**Exercise:** Reproduce the listing word for word, leaving every picture behind.

(Data records)
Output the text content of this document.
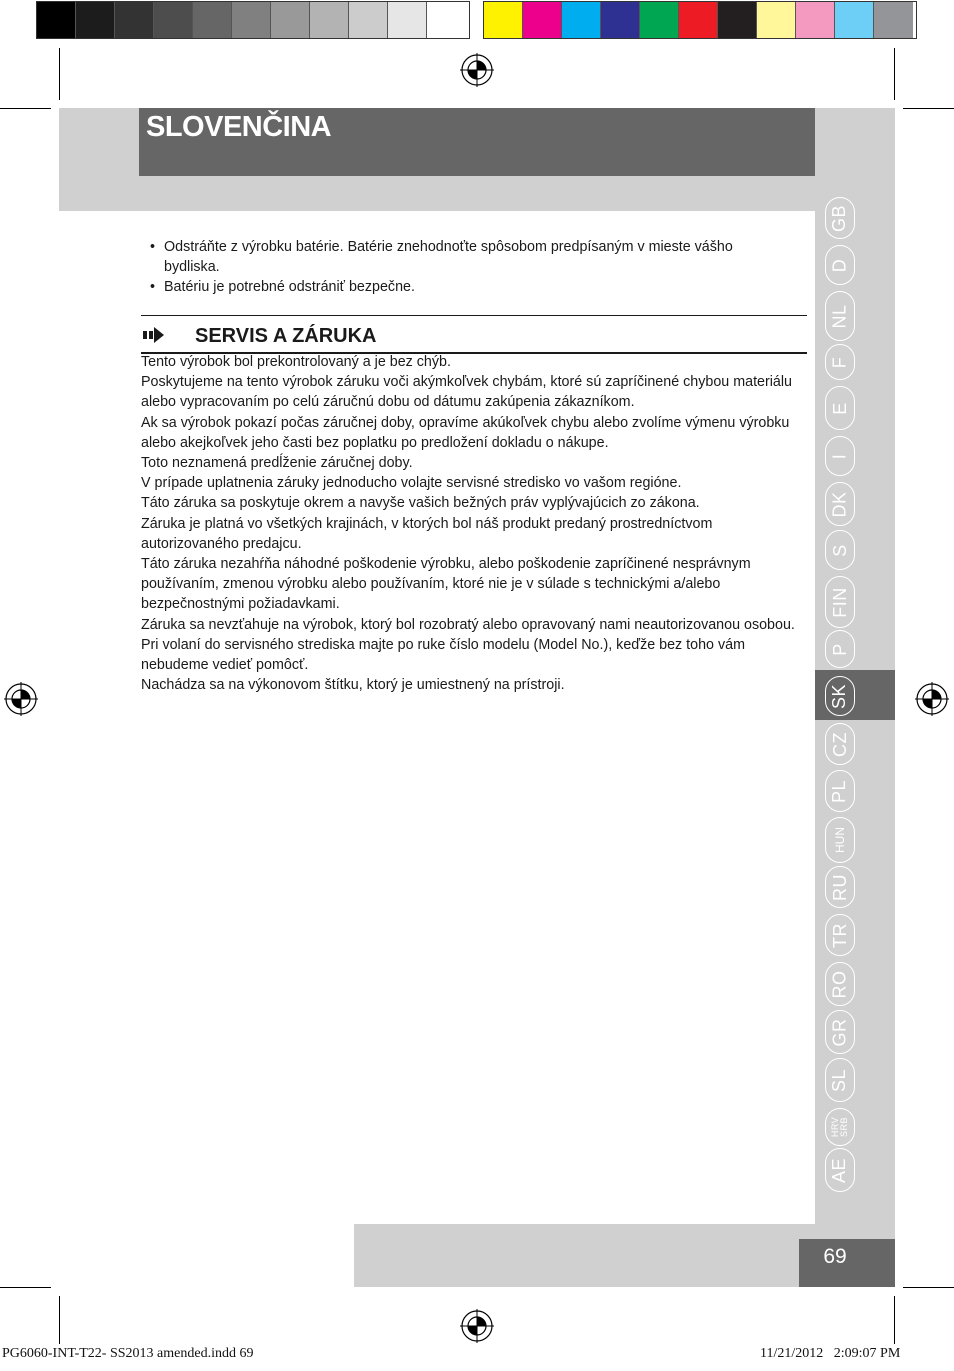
SLOVENČINA
GB
D
NL
F
E
I
DK
S
FIN
P
SK
CZ
PL
HUN
RU
TR
RO
GR
SL
HRV
SRB
AE
• Odstráňte z výrobku batérie. Batérie znehodnoťte spôsobom predpísaným v mieste vášho bydliska.
• Batériu je potrebné odstrániť bezpečne.
SERVIS A ZÁRUKA

Tento výrobok bol prekontrolovaný a je bez chýb.

Poskytujeme na tento výrobok záruku voči akýmkoľvek chybám, ktoré sú zapríčinené chybou materiálu alebo vypracovaním po celú záručnú dobu od dátumu zakúpenia zákazníkom.

Ak sa výrobok pokazí počas záručnej doby, opravíme akúkoľvek chybu alebo zvolíme výmenu výrobku alebo akejkoľvek jeho časti bez poplatku po predložení dokladu o nákupe.

Toto neznamená predĺženie záručnej doby.

V prípade uplatnenia záruky jednoducho volajte servisné stredisko vo vašom regióne.

Táto záruka sa poskytuje okrem a navyše vašich bežných práv vyplývajúcich zo zákona.

Záruka je platná vo všetkých krajinách, v ktorých bol náš produkt predaný prostredníctvom autorizovaného predajcu.

Táto záruka nezahŕňa náhodné poškodenie výrobku, alebo poškodenie zapríčinené nesprávnym používaním, zmenou výrobku alebo používaním, ktoré nie je v súlade s technickými a/alebo bezpečnostnými požiadavkami.

Záruka sa nevzťahuje na výrobok, ktorý bol rozobratý alebo opravovaný nami neautorizovanou osobou.

Pri volaní do servisného strediska majte po ruke číslo modelu (Model No.), keďže bez toho vám nebudeme vedieť pomôcť.

Nachádza sa na výkonovom štítku, ktorý je umiestnený na prístroji.

69
PG6060-INT-T22- SS2013 amended.indd 69	11/21/2012   2:09:07 PM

**Final result:**
Output the text content of this document.
SLOVENČINA
GB
D
NL
F
E
I
DK
S
FIN
P
SK
CZ
PL
HUN
RU
TR
RO
GR
SL
HRV
SRB
AE
• Odstráňte z výrobku batérie. Batérie znehodnoťte spôsobom predpísaným v mieste vášho bydliska.
• Batériu je potrebné odstrániť bezpečne.
SERVIS A ZÁRUKA

Tento výrobok bol prekontrolovaný a je bez chýb.

Poskytujeme na tento výrobok záruku voči akýmkoľvek chybám, ktoré sú zapríčinené chybou materiálu alebo vypracovaním po celú záručnú dobu od dátumu zakúpenia zákazníkom.

Ak sa výrobok pokazí počas záručnej doby, opravíme akúkoľvek chybu alebo zvolíme výmenu výrobku alebo akejkoľvek jeho časti bez poplatku po predložení dokladu o nákupe.

Toto neznamená predĺženie záručnej doby.

V prípade uplatnenia záruky jednoducho volajte servisné stredisko vo vašom regióne.

Táto záruka sa poskytuje okrem a navyše vašich bežných práv vyplývajúcich zo zákona.

Záruka je platná vo všetkých krajinách, v ktorých bol náš produkt predaný prostredníctvom autorizovaného predajcu.

Táto záruka nezahŕňa náhodné poškodenie výrobku, alebo poškodenie zapríčinené nesprávnym používaním, zmenou výrobku alebo používaním, ktoré nie je v súlade s technickými a/alebo bezpečnostnými požiadavkami.

Záruka sa nevzťahuje na výrobok, ktorý bol rozobratý alebo opravovaný nami neautorizovanou osobou.

Pri volaní do servisného strediska majte po ruke číslo modelu (Model No.), keďže bez toho vám nebudeme vedieť pomôcť.

Nachádza sa na výkonovom štítku, ktorý je umiestnený na prístroji.

69
PG6060-INT-T22- SS2013 amended.indd 69	11/21/2012   2:09:07 PM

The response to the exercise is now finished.